■ Enunciado 1:
Como fica em inglês esta frase do trecho sobre Reynaldo Gianecchini: "Na trama dos anos 2000, Ramona foi apresentada já como uma trans, o que escandalizou a sociedade naquele momento."?
■ Enunciado 2:
Segundo o trecho sobre Reynaldo Gianecchini, por que o ator não tem planos de fazer novela agora? Responda em uma a três frases.
■ Enunciado 3:
No trecho sobre Reynaldo Gianecchini, em que horário foi exibida a novela "As Filhas da Mãe"?

■ Trecho fornecido:
Sempre fui uma pessoa de mente aberta, mas eu confesso, por exemplo, que nunca frequentei os lugares gays, como as baladas LGBT, e nunca entendi de verdade a importância de as pessoas se agruparem e precisarem manter uma identidade. Compreendo isso agora – Reynaldo Gianecchini

Uma das novelas às quais Reynaldo trabalhou, em 2001, “As Filhas da Mãe“, foi um grande insucesso no horário das 19h. Dentre tantas possibilidades de leitura para este fracasso de audiência, foi dito que deveu-se à presença de Ramona, uma transexual vivida por Claudia Raia. Na trama dos anos 2000, Ramona foi apresentada já como uma trans, o que escandalizou a sociedade naquele momento. Para Giane, a “pauta da transexualidade é mais corriqueira hoje. Há mais exemplos próximos da gente e é algo do qual se há muito mais consciência e atenção. Eu acho muito importante a gente lidar com todas as questões que falam de identidade. E a gente aprende muito também, discutindo e e entendendo a luta dessas pessoas é o direito de existir, de não ser, não ser uma dificuldade”, diz.

Ainda que tenha estado quase que ininterruptamente na televisão nas últimas duas décadas, o ator diz “não ter plano nenhum pra novela agora. Não é uma coisa que eu tenha vontade de fazer agora. Quero me experimentar em novos projetos, novos formatos, como as séries e filmes”.

Reynaldo Gianecchini e os avanços nas pautas afirmativas no teatro (Foto: Alex Carvalho)

■ Registros extraídos:
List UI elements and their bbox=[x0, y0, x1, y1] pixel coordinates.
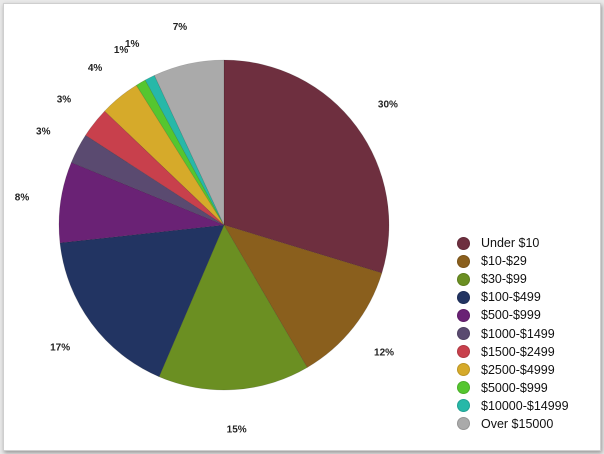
pie-slice-4 bbox=[58, 162, 225, 244]
legend-swatch bbox=[457, 345, 470, 359]
pie-percent-label-8: 1% bbox=[114, 45, 129, 56]
legend-swatch bbox=[457, 417, 470, 431]
legend-item: $10-$29 bbox=[457, 252, 597, 270]
legend-swatch bbox=[457, 399, 470, 413]
pie-percent-label-6: 3% bbox=[57, 95, 72, 106]
pie-percent-label-10: 7% bbox=[173, 22, 188, 33]
pie-slice-10 bbox=[153, 59, 225, 226]
legend-swatch bbox=[457, 236, 470, 250]
legend-item: Under $10 bbox=[457, 234, 597, 252]
pie-percent-label-5: 3% bbox=[36, 126, 51, 137]
legend-label: $1500-$2499 bbox=[481, 344, 555, 359]
legend-label: $500-$999 bbox=[481, 308, 541, 323]
pie-slice-6 bbox=[85, 110, 225, 226]
legend-swatch bbox=[457, 308, 470, 322]
legend-label: $100-$499 bbox=[481, 290, 541, 305]
pie-percent-label-9: 1% bbox=[125, 39, 140, 50]
pie-percent-label-1: 12% bbox=[374, 347, 394, 358]
legend-item: $5000-$999 bbox=[457, 379, 597, 397]
pie-slice-9 bbox=[144, 75, 225, 226]
pie-slice-5 bbox=[70, 134, 225, 226]
legend-label: $30-$99 bbox=[481, 272, 527, 287]
legend-swatch bbox=[457, 290, 470, 304]
pie-percent-labels: 30% 12% 15% 17% 8% 3% 3% 4% 1%1% 7% bbox=[15, 22, 398, 436]
pie-slice-0 bbox=[223, 59, 390, 274]
legend-label: $10-$29 bbox=[481, 254, 527, 269]
legend-swatch bbox=[457, 327, 470, 341]
legend-swatch bbox=[457, 363, 470, 377]
legend-item: $2500-$4999 bbox=[457, 361, 597, 379]
legend-item: $1500-$2499 bbox=[457, 343, 597, 361]
pie-percent-label-0: 30% bbox=[378, 100, 398, 111]
pie-slice-3 bbox=[59, 224, 225, 378]
pie-percent-label-3: 17% bbox=[50, 342, 70, 353]
legend-item: $30-$99 bbox=[457, 270, 597, 288]
legend-label: $5000-$999 bbox=[481, 380, 548, 395]
legend-item: $1000-$1499 bbox=[457, 324, 597, 342]
legend-item: Over $15000 bbox=[457, 415, 597, 433]
legend-swatch bbox=[457, 272, 470, 286]
legend-label: $2500-$4999 bbox=[481, 362, 555, 377]
pie-slice-1 bbox=[223, 224, 383, 368]
legend-label: $1000-$1499 bbox=[481, 326, 555, 341]
pie-slice-7 bbox=[104, 84, 225, 226]
legend-item: $100-$499 bbox=[457, 288, 597, 306]
pie-percent-label-4: 8% bbox=[15, 193, 30, 204]
legend-label: Over $15000 bbox=[481, 416, 554, 431]
legend: Under $10 $10-$29 $30-$99 $100-$499 $500-$99… bbox=[457, 234, 597, 433]
pie-slice-2 bbox=[158, 224, 308, 391]
legend-label: Under $10 bbox=[481, 236, 540, 251]
pie-percent-label-2: 15% bbox=[227, 425, 247, 436]
legend-swatch bbox=[457, 381, 470, 395]
legend-label: $10000-$14999 bbox=[481, 398, 569, 413]
legend-item: $10000-$14999 bbox=[457, 397, 597, 415]
pie-slices bbox=[58, 59, 390, 391]
legend-swatch bbox=[457, 254, 470, 268]
legend-item: $500-$999 bbox=[457, 306, 597, 324]
pie-percent-label-7: 4% bbox=[88, 63, 103, 74]
pie-slice-8 bbox=[135, 79, 225, 226]
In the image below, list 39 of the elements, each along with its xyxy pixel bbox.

■ Resposta completa 1:
In the 2000s storyline, Ramona was already presented as a trans woman, which scandalized society at that time.

■ Resposta completa 2:
Ele diz que fazer novela não é algo que tenha vontade de fazer no momento. Quer se experimentar em novos projetos e formatos, como séries e filmes.

■ Resposta completa 3:
No horário das 19h.